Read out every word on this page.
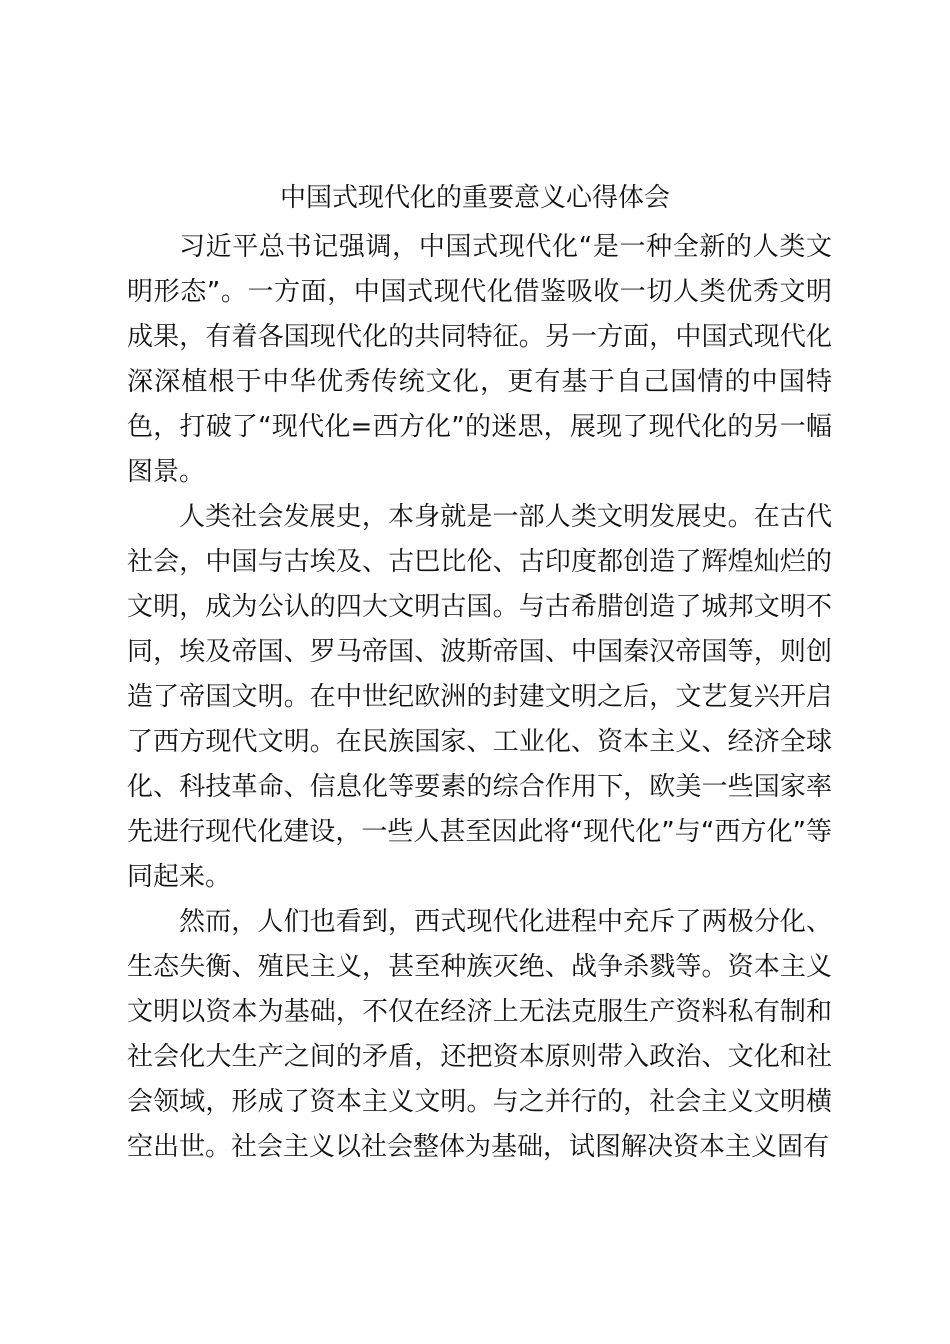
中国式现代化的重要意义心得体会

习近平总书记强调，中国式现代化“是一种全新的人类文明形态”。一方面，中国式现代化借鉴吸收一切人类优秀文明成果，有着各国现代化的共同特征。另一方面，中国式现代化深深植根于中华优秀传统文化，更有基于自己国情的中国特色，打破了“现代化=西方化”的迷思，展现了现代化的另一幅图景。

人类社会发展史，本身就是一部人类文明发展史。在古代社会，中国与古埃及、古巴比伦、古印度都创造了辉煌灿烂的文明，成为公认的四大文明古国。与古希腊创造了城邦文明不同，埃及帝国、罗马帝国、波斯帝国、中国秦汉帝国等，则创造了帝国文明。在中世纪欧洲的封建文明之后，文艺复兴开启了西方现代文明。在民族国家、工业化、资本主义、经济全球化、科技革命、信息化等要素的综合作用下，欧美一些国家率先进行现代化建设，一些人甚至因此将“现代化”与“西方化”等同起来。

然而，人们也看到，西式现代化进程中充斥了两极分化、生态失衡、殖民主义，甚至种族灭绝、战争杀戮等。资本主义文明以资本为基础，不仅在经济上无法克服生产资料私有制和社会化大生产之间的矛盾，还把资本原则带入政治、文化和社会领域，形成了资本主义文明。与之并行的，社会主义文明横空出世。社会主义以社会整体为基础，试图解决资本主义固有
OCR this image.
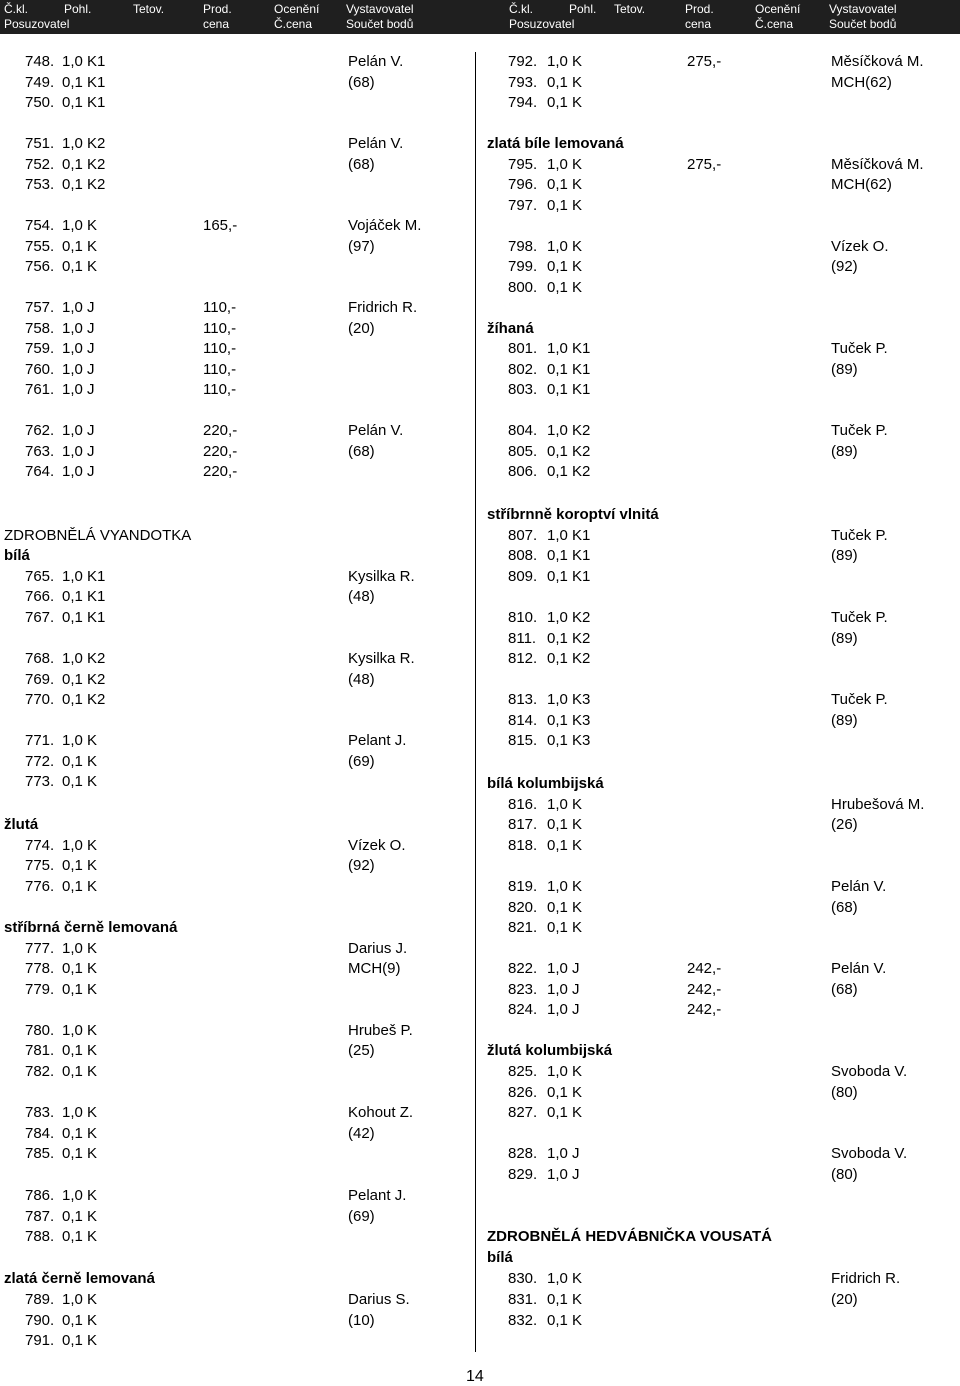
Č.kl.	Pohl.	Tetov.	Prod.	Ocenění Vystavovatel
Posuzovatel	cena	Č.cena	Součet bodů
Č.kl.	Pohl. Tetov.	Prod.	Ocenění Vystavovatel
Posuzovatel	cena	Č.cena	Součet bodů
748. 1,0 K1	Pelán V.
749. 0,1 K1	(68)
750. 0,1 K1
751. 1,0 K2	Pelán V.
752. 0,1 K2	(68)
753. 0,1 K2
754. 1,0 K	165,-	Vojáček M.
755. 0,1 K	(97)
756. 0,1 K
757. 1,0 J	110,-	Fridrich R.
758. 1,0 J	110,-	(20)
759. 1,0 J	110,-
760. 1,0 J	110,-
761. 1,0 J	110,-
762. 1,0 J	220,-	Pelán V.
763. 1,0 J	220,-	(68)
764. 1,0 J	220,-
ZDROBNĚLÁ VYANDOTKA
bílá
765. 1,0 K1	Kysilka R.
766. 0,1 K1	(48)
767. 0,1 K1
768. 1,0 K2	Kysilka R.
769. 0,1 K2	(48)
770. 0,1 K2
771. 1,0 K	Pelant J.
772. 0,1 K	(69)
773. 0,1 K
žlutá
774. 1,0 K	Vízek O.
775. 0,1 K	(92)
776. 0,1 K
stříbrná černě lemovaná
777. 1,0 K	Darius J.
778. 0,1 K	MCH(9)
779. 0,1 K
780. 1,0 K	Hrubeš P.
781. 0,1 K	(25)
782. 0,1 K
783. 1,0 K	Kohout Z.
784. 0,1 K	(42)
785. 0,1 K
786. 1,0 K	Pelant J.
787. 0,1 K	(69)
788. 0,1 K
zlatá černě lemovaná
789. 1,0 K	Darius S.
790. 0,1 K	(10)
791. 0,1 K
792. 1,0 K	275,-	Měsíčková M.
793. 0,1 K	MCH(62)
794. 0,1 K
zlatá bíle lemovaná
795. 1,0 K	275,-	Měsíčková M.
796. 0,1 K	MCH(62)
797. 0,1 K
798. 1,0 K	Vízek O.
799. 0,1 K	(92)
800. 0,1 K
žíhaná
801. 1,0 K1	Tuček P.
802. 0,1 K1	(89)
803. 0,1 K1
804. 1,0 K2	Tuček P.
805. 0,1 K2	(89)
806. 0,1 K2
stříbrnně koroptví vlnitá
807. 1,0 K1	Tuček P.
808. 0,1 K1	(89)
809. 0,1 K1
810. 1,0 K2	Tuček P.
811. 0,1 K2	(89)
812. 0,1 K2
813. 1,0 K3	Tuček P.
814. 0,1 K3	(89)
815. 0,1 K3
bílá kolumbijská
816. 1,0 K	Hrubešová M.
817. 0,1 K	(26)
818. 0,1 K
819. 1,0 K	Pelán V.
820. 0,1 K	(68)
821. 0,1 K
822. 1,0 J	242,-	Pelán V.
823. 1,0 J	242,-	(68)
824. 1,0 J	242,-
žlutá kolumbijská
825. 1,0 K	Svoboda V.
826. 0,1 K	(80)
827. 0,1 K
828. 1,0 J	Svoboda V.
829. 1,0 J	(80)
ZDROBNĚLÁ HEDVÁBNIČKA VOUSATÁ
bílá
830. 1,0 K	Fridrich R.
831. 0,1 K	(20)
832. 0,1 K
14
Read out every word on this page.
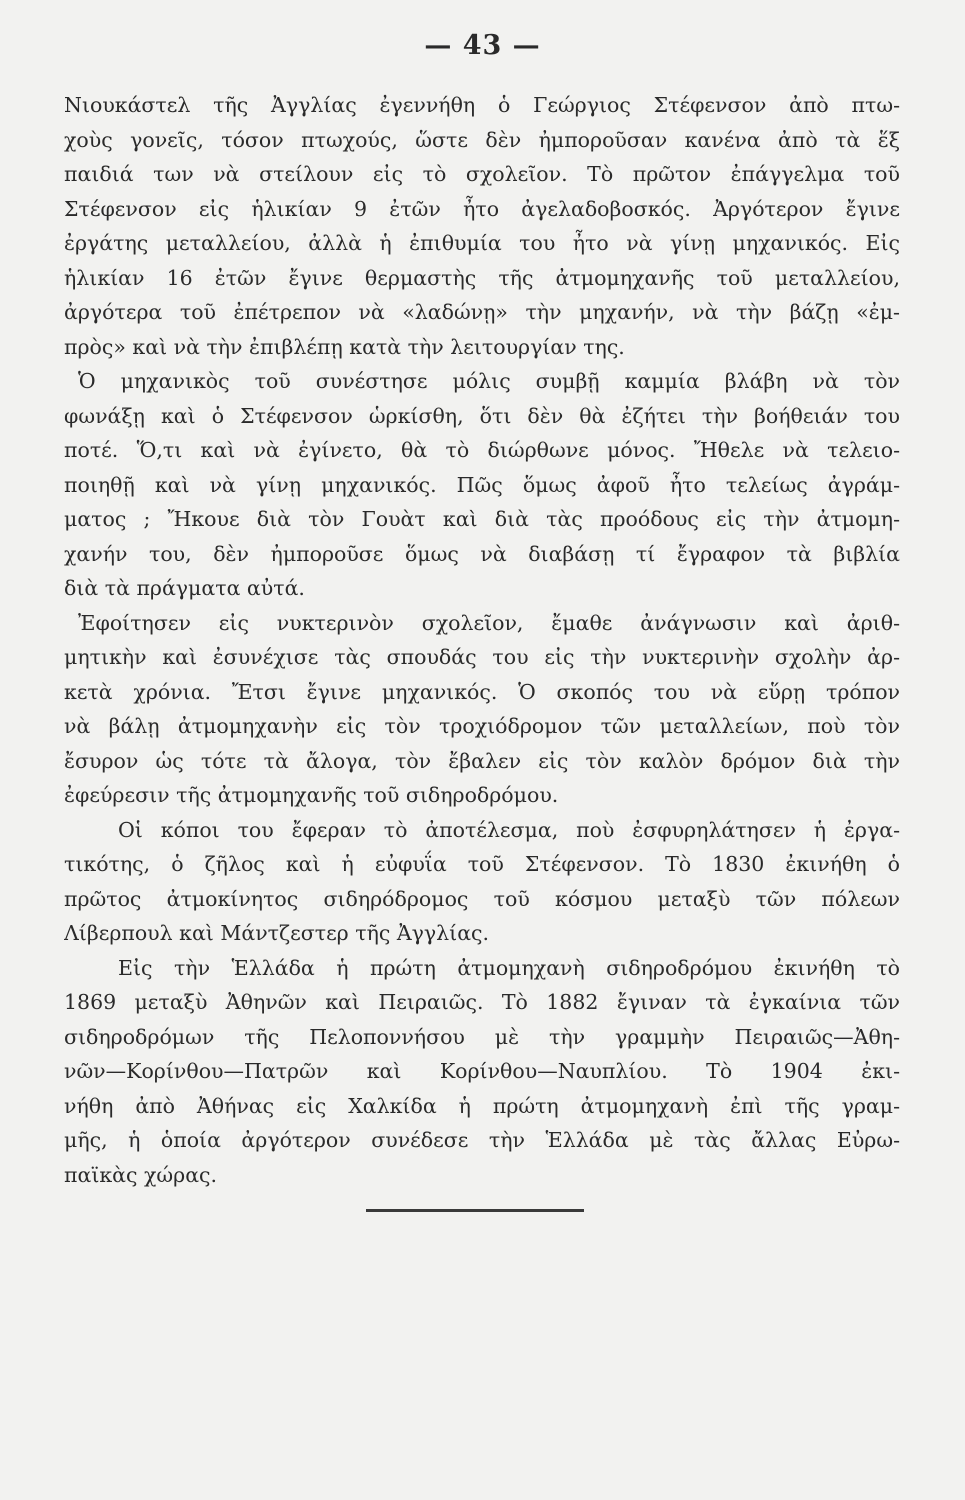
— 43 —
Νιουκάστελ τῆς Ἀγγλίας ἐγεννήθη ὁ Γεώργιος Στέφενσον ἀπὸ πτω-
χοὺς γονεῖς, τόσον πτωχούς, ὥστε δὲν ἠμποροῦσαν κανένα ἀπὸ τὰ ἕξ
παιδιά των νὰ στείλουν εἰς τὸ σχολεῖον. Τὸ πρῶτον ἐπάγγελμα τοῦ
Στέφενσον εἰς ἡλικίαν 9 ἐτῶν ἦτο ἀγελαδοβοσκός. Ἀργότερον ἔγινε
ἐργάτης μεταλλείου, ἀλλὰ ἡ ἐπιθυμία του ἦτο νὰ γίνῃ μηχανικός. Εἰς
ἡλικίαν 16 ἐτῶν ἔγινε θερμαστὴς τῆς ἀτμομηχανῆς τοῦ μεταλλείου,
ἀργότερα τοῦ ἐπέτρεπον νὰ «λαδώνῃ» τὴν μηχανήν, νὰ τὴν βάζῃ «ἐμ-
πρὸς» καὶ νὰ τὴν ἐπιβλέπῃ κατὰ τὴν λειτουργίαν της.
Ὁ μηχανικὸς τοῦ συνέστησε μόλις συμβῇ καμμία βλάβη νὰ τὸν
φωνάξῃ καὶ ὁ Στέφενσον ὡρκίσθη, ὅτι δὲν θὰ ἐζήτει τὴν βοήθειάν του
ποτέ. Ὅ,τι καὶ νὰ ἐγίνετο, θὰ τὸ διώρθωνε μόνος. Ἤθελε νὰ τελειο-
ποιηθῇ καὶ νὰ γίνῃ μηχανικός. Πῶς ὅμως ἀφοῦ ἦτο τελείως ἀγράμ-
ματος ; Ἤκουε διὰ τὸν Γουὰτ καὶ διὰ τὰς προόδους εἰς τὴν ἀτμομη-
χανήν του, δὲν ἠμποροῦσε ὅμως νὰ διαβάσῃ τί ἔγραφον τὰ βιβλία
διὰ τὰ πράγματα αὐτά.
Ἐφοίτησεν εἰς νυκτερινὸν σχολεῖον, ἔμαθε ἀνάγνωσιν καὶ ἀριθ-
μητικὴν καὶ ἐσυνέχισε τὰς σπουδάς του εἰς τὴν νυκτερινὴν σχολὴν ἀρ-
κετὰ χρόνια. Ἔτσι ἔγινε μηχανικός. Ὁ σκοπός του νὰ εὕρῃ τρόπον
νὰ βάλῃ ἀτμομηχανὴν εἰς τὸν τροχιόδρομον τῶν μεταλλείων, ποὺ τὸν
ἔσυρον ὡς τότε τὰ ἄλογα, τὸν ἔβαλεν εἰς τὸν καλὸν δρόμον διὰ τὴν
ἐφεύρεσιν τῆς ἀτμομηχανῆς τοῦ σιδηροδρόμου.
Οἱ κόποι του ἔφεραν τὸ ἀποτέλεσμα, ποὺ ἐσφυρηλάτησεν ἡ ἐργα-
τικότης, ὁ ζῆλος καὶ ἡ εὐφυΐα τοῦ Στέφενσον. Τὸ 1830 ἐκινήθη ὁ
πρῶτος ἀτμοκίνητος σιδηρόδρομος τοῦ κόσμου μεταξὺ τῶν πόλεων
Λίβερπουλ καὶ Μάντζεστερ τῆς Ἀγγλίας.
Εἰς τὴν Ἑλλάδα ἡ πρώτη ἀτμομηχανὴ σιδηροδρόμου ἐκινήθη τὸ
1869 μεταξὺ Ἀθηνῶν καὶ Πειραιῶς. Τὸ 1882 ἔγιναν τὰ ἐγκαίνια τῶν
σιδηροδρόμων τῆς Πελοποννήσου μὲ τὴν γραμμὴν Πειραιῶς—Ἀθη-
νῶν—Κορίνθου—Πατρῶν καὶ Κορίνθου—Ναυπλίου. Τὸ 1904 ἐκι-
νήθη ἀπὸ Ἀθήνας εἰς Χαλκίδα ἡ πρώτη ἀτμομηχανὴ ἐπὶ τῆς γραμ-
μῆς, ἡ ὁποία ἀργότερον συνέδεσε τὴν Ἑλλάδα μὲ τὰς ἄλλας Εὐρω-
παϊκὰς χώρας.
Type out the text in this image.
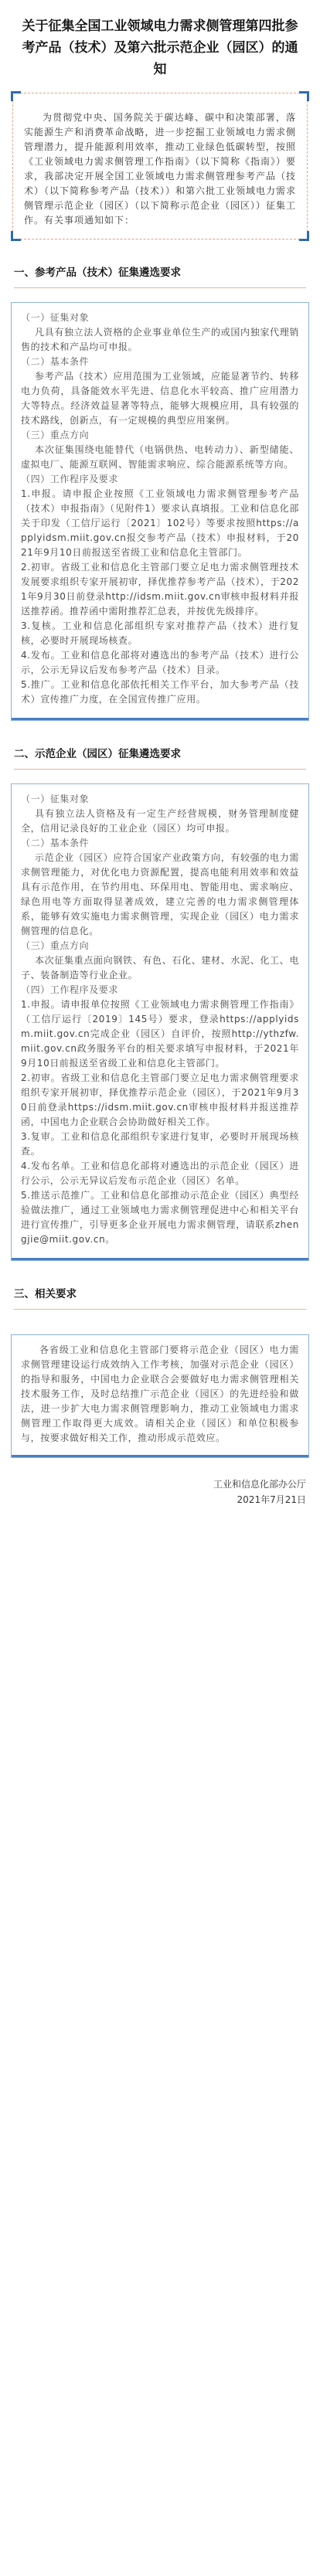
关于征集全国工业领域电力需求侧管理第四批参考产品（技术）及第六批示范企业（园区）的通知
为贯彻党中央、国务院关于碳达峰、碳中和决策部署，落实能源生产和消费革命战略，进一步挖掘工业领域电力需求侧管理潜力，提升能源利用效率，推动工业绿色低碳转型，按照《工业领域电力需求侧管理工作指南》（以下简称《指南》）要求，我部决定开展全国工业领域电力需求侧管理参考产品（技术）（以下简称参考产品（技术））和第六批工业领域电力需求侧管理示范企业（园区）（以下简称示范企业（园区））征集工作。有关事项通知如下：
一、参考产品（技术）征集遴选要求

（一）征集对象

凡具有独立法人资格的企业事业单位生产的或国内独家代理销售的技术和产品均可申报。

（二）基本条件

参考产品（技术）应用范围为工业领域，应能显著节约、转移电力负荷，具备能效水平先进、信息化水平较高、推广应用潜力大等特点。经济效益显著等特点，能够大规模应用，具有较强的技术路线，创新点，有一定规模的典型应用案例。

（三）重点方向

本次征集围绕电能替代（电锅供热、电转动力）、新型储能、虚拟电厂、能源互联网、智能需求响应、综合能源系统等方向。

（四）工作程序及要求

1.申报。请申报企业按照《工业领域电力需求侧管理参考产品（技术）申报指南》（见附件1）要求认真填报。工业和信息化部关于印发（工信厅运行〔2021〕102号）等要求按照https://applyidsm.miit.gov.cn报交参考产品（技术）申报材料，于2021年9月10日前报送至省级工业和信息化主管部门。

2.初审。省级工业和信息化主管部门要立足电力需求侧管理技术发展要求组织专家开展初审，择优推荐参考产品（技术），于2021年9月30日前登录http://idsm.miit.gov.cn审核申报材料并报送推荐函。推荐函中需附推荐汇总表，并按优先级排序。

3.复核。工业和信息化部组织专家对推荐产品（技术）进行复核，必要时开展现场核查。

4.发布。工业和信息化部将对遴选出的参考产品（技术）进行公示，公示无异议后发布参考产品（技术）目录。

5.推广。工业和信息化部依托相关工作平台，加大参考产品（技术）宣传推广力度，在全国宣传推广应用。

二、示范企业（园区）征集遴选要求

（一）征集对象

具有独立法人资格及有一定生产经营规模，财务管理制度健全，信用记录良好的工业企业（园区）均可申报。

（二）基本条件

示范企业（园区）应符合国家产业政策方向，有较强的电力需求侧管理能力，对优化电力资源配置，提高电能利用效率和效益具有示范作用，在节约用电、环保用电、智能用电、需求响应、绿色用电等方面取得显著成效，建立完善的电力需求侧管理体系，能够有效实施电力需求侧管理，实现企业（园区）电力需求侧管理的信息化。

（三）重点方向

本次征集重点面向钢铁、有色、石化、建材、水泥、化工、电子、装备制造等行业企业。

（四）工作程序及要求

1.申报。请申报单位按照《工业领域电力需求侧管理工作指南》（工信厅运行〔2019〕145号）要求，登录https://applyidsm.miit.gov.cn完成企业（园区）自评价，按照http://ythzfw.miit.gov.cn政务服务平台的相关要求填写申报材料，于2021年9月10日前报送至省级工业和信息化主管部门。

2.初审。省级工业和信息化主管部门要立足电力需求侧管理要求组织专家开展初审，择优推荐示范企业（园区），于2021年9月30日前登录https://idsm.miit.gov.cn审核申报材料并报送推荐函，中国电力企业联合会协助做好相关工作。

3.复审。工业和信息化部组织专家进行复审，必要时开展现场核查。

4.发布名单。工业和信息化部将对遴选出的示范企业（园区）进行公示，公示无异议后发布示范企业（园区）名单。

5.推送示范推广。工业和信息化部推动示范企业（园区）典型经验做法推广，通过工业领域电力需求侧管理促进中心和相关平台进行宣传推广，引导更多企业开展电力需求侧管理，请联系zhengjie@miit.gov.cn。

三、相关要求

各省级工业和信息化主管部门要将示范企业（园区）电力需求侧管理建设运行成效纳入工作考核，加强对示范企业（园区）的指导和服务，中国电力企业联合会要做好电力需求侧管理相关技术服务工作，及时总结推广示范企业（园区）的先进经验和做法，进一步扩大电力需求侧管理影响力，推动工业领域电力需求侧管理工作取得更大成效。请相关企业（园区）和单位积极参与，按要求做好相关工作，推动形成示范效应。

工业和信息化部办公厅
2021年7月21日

════════════════════

Filter the entries above down to the lines containing the word "ἐτῶν".

### [Worked answer]
Στέφενσον εἰς ἡλικίαν 9 ἐτῶν ἦτο ἀγελαδοβοσκός. Ἀργότερον ἔγινε
ἡλικίαν 16 ἐτῶν ἔγινε θερμαστὴς τῆς ἀτμομηχανῆς τοῦ μεταλλείου,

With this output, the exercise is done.